Exercise task
Extract every line from the records below that contains the word "search".

Entries supplied
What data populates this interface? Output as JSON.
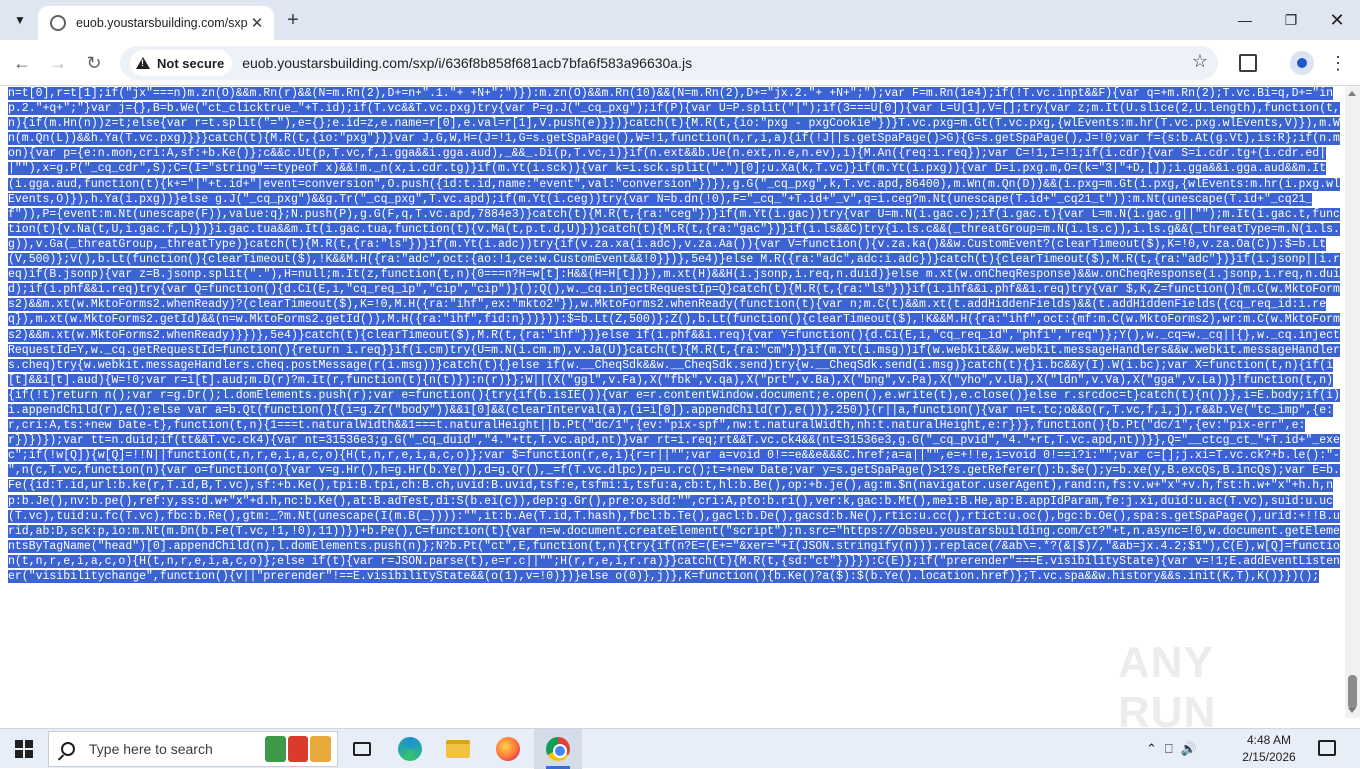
{
  "browser": {
    "tab_title": "euob.youstarsbuilding.com/sxp",
    "security_label": "Not secure",
    "url": "euob.youstarsbuilding.com/sxp/i/636f8b858f681acb7bfa6f583a96630a.js",
    "icons": [
      "tab-search-icon",
      "favicon-icon",
      "close-icon",
      "plus-icon",
      "minimize-icon",
      "maximize-icon",
      "close-window-icon",
      "back-icon",
      "forward-icon",
      "reload-icon",
      "warning-icon",
      "star-icon",
      "extensions-icon",
      "profile-icon",
      "kebab-menu-icon"
    ]
  },
  "content": {
    "code": "n=t[0],r=t[1];if(\"jx\"===n)m.zn(O)&&m.Rn(r)&&(N=m.Rn(2),D+=n+\".1.\"+ +N+\";\")}):m.zn(O)&&m.Rn(10)&&(N=m.Rn(2),D+=\"jx.2.\"+ +N+\";\");var F=m.Rn(1e4);if(!T.vc.inpt&&F){var q=+m.Rn(2);T.vc.Bi=q,D+=\"inp.2.\"+q+\";\"}var j={},B=b.We(\"ct_clicktrue_\"+T.id);if(T.vc&&T.vc.pxg)try{var P=g.J(\"_cq_pxg\");if(P){var U=P.split(\"|\");if(3===U[0]){var L=U[1],V=[];try{var z;m.It(U.slice(2,U.length),function(t,n){if(m.Hn(n))z=t;else{var r=t.split(\"=\"),e={};e.id=z,e.name=r[0],e.val=r[1],V.push(e)}})}catch(t){M.R(t,{io:\"pxg - pxgCookie\"})}T.vc.pxg=m.Gt(T.vc.pxg,{wlEvents:m.hr(T.vc.pxg.wlEvents,V)}),m.Wn(m.Qn(L))&&h.Ya(T.vc.pxg)}}}catch(t){M.R(t,{io:\"pxg\"})}var J,G,W,H=(J=!1,G=s.getSpaPage(),W=!1,function(n,r,i,a){if(!J||s.getSpaPage()>G){G=s.getSpaPage(),J=!0;var f={s:b.At(g.Vt),is:R};if(n.mon){var p={e:n.mon,cri:A,sf:+b.Ke()};c&&c.Ut(p,T.vc,f,i.gga&&i.gga.aud),_&&_.Di(p,T.vc,i)}if(n.ext&&b.Ue(n.ext,n.e,n.ev),i){M.An({req:i.req});var C=!1,I=!1;if(i.cdr){var S=i.cdr.tg+(i.cdr.ed||\"\"),x=g.P(\"_cq_cdr\",S);C=(I=\"string\"==typeof x)&&!m._n(x,i.cdr.tg)}if(m.Yt(i.sck)){var k=i.sck.split(\".\")[0];u.Xa(k,T.vc)}if(m.Yt(i.pxg)){var D=i.pxg.m,O=(k=\"3|\"+D,[]);i.gga&&i.gga.aud&&m.It(i.gga.aud,function(t){k+=\"|\"+t.id+\"|event=conversion\",O.push({id:t.id,name:\"event\",val:\"conversion\"})}),g.G(\"_cq_pxg\",k,T.vc.apd,86400),m.Wn(m.Qn(D))&&(i.pxg=m.Gt(i.pxg,{wlEvents:m.hr(i.pxg.wlEvents,O)}),h.Ya(i.pxg))}else g.J(\"_cq_pxg\")&&g.Tr(\"_cq_pxg\",T.vc.apd);if(m.Yt(i.ceg))try{var N=b.dn(!0),F=\"_cq_\"+T.id+\"_v\",q=i.ceg?m.Nt(unescape(T.id+\"_cq21_t\")):m.Nt(unescape(T.id+\"_cq21_f\")),P={event:m.Nt(unescape(F)),value:q};N.push(P),g.G(F,q,T.vc.apd,7884e3)}catch(t){M.R(t,{ra:\"ceg\"})}if(m.Yt(i.gac))try{var U=m.N(i.gac.c);if(i.gac.t){var L=m.N(i.gac.g||\"\");m.It(i.gac.t,function(t){v.Na(t,U,i.gac.f,L)})}i.gac.tua&&m.It(i.gac.tua,function(t){v.Ma(t,p.t.d,U)})}catch(t){M.R(t,{ra:\"gac\"})}if(i.ls&&C)try{i.ls.c&&(_threatGroup=m.N(i.ls.c)),i.ls.g&&(_threatType=m.N(i.ls.g)),v.Ga(_threatGroup,_threatType)}catch(t){M.R(t,{ra:\"ls\"})}if(m.Yt(i.adc))try{if(v.za.xa(i.adc),v.za.Aa()){var V=function(){v.za.ka()&&w.CustomEvent?(clearTimeout($),K=!0,v.za.Oa(C)):$=b.Lt(V,500)};V(),b.Lt(function(){clearTimeout($),!K&&M.H({ra:\"adc\",oct:{ao:!1,ce:w.CustomEvent&&!0}})},5e4)}else M.R({ra:\"adc\",adc:i.adc})}catch(t){clearTimeout($),M.R(t,{ra:\"adc\"})}if(i.jsonp||i.req)if(B.jsonp){var z=B.jsonp.split(\".\"),H=null;m.It(z,function(t,n){0===n?H=w[t]:H&&(H=H[t])}),m.xt(H)&&H(i.jsonp,i.req,n.duid)}else m.xt(w.onCheqResponse)&&w.onCheqResponse(i.jsonp,i.req,n.duid);if(i.phf&&i.req)try{var Q=function(){d.Ci(E,i,\"cq_req_ip\",\"cip\",\"cip\")}();Q(),w._cq.injectRequestIp=Q}catch(t){M.R(t,{ra:\"ls\"})}if(i.ihf&&i.phf&&i.req)try{var $,K,Z=function(){m.C(w.MktoForms2)&&m.xt(w.MktoForms2.whenReady)?(clearTimeout($),K=!0,M.H({ra:\"ihf\",ex:\"mkto2\"}),w.MktoForms2.whenReady(function(t){var n;m.C(t)&&m.xt(t.addHiddenFields)&&(t.addHiddenFields({cq_req_id:i.req}),m.xt(w.MktoForms2.getId)&&(n=w.MktoForms2.getId()),M.H({ra:\"ihf\",fid:n}))})):$=b.Lt(Z,500)};Z(),b.Lt(function(){clearTimeout($),!K&&M.H({ra:\"ihf\",oct:{mf:m.C(w.MktoForms2),wr:m.C(w.MktoForms2)&&m.xt(w.MktoForms2.whenReady)}})},5e4)}catch(t){clearTimeout($),M.R(t,{ra:\"ihf\"})}else if(i.phf&&i.req){var Y=function(){d.Ci(E,i,\"cq_req_id\",\"phfi\",\"req\")};Y(),w._cq=w._cq||{},w._cq.injectRequestId=Y,w._cq.getRequestId=function(){return i.req}}if(i.cm)try{U=m.N(i.cm.m),v.Ja(U)}catch(t){M.R(t,{ra:\"cm\"})}if(m.Yt(i.msg))if(w.webkit&&w.webkit.messageHandlers&&w.webkit.messageHandlers.cheq)try{w.webkit.messageHandlers.cheq.postMessage(r(i.msg))}catch(t){}else if(w.__CheqSdk&&w.__CheqSdk.send)try{w.__CheqSdk.send(i.msg)}catch(t){}i.bc&&y(I).W(i.bc);var X=function(t,n){if(i[t]&&i[t].aud){W=!0;var r=i[t].aud;m.D(r)?m.It(r,function(t){n(t)}):n(r)}};W||(X(\"ggl\",v.Fa),X(\"fbk\",v.qa),X(\"prt\",v.Ba),X(\"bng\",v.Pa),X(\"yho\",v.Ua),X(\"ldn\",v.Va),X(\"gga\",v.La))}!function(t,n){if(!t)return n();var r=g.Dr();l.domElements.push(r);var e=function(){try{if(b.isIE()){var e=r.contentWindow.document;e.open(),e.write(t),e.close()}else r.srcdoc=t}catch(t){n()}},i=E.body;if(i)i.appendChild(r),e();else var a=b.Qt(function(){(i=g.Zr(\"body\"))&&i[0]&&(clearInterval(a),(i=i[0]).appendChild(r),e())},250)}(r||a,function(){var n=t.tc;o&&o(r,T.vc,f,i,j),r&&b.Ve(\"tc_imp\",{e:r,cri:A,ts:+new Date-t},function(t,n){1===t.naturalWidth&&1===t.naturalHeight||b.Pt(\"dc/1\",{ev:\"pix-spf\",nw:t.naturalWidth,nh:t.naturalHeight,e:r})},function(){b.Pt(\"dc/1\",{ev:\"pix-err\",e:r})})});var tt=n.duid;if(tt&&T.vc.ck4){var nt=31536e3;g.G(\"_cq_duid\",\"4.\"+tt,T.vc.apd,nt)}var rt=i.req;rt&&T.vc.ck4&&(nt=31536e3,g.G(\"_cq_pvid\",\"4.\"+rt,T.vc.apd,nt))}},Q=\"__ctcg_ct_\"+T.id+\"_exec\";if(!w[Q]){w[Q]=!!N||function(t,n,r,e,i,a,c,o){H(t,n,r,e,i,a,c,o)};var $=function(r,e,i){r=r||\"\";var a=void 0!==e&&e&&&C.href;a=a||\"\",e=+!!e,i=void 0!==i?i:\"\";var c=[];j.xi=T.vc.ck?+b.le():\"-\",n(c,T.vc,function(n){var o=function(o){var v=g.Hr(),h=g.Hr(b.Ye()),d=g.Qr(),_=f(T.vc.dlpc),p=u.rc();t=+new Date;var y=s.getSpaPage()>1?s.getReferer():b.$e();y=b.xe(y,B.excQs,B.incQs);var E=b.Fe({id:T.id,url:b.ke(r,T.id,B,T.vc),sf:+b.Ke(),tpi:B.tpi,ch:B.ch,uvid:B.uvid,tsf:e,tsfmi:i,tsfu:a,cb:t,hl:b.Be(),op:+b.je(),ag:m.$n(navigator.userAgent),rand:n,fs:v.w+\"x\"+v.h,fst:h.w+\"x\"+h.h,np:b.Je(),nv:b.pe(),ref:y,ss:d.w+\"x\"+d.h,nc:b.Ke(),at:B.adTest,di:S(b.ei(c)),dep:g.Gr(),pre:o,sdd:\"\",cri:A,pto:b.ri(),ver:k,gac:b.Mt(),mei:B.He,ap:B.appIdParam,fe:j.xi,duid:u.ac(T.vc),suid:u.uc(T.vc),tuid:u.fc(T.vc),fbc:b.Re(),gtm:_?m.Nt(unescape(I(m.B(_)))):\"\",it:b.Ae(T.id,T.hash),fbcl:b.Te(),gacl:b.De(),gacsd:b.Ne(),rtic:u.cc(),rtict:u.oc(),bgc:b.Oe(),spa:s.getSpaPage(),urid:+!!B.urid,ab:D,sck:p,io:m.Nt(m.Dn(b.Fe(T.vc,!1,!0),11))})+b.Pe(),C=function(t){var n=w.document.createElement(\"script\");n.src=\"https://obseu.youstarsbuilding.com/ct?\"+t,n.async=!0,w.document.getElementsByTagName(\"head\")[0].appendChild(n),l.domElements.push(n)};N?b.Pt(\"ct\",E,function(t,n){try{if(n?E=(E+=\"&xer=\"+I(JSON.stringify(n))).replace(/&ab\\=.*?(&|$)/,\"&ab=jx.4.2;$1\"),C(E),w[Q]=function(t,n,r,e,i,a,c,o){H(t,n,r,e,i,a,c,o)};else if(t){var r=JSON.parse(t),e=r.c||\"\";H(r,r,e,i,r.ra)}}catch(t){M.R(t,{sd:\"ct\"})}}):C(E)};if(\"prerender\"===E.visibilityState){var v=!1;E.addEventListener(\"visibilitychange\",function(){v||\"prerender\"!==E.visibilityState&&(o(1),v=!0)})}else o(0)},j)},K=function(){b.Ke()?a($):$(b.Ye().location.href)};T.vc.spa&&w.history&&s.init(K,T),K()}})();"
  },
  "watermark": {
    "text": "ANY RUN"
  },
  "taskbar": {
    "search_placeholder": "Type here to search",
    "clock_time": "4:48 AM",
    "clock_date": "2/15/2026",
    "icons": [
      "windows-start-icon",
      "search-icon",
      "task-view-icon",
      "edge-icon",
      "file-explorer-icon",
      "firefox-icon",
      "chrome-icon",
      "chevron-up-icon",
      "network-icon",
      "volume-icon",
      "notification-icon"
    ]
  },
  "colors": {
    "selection": "#3b63d2",
    "tabstrip": "#dfe6f2",
    "taskbar": "#e8eef8"
  }
}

Exercise solution
      "tab-search-icon",
    "search_placeholder": "Type here to search",
      "search-icon",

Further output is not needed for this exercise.